INSTRUCTIONS FOR THE TASK => Repeat the data that follows verbatim. Images are not part of the copy.

DATASET EXTRACT =>

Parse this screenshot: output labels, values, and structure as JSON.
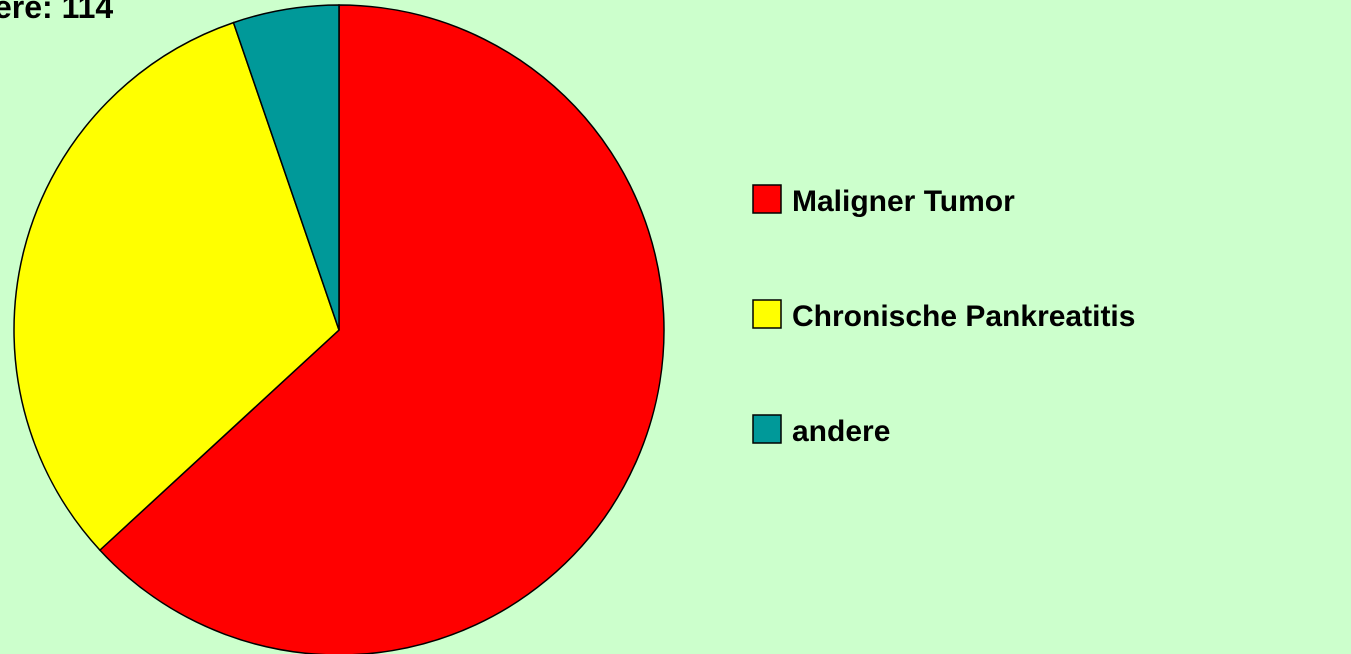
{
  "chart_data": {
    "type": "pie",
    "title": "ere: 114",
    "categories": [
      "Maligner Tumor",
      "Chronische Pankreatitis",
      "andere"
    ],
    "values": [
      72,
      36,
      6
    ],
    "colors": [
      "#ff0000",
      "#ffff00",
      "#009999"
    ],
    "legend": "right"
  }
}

SOLUTION FOR THIS PROBLEM =>
Parse this screenshot: output labels, values, and structure as JSON.
{
  "chart_data": {
    "type": "pie",
    "title": "ere: 114",
    "categories": [
      "Maligner Tumor",
      "Chronische Pankreatitis",
      "andere"
    ],
    "values": [
      72,
      36,
      6
    ],
    "colors": [
      "#ff0000",
      "#ffff00",
      "#009999"
    ],
    "legend": "right"
  }
}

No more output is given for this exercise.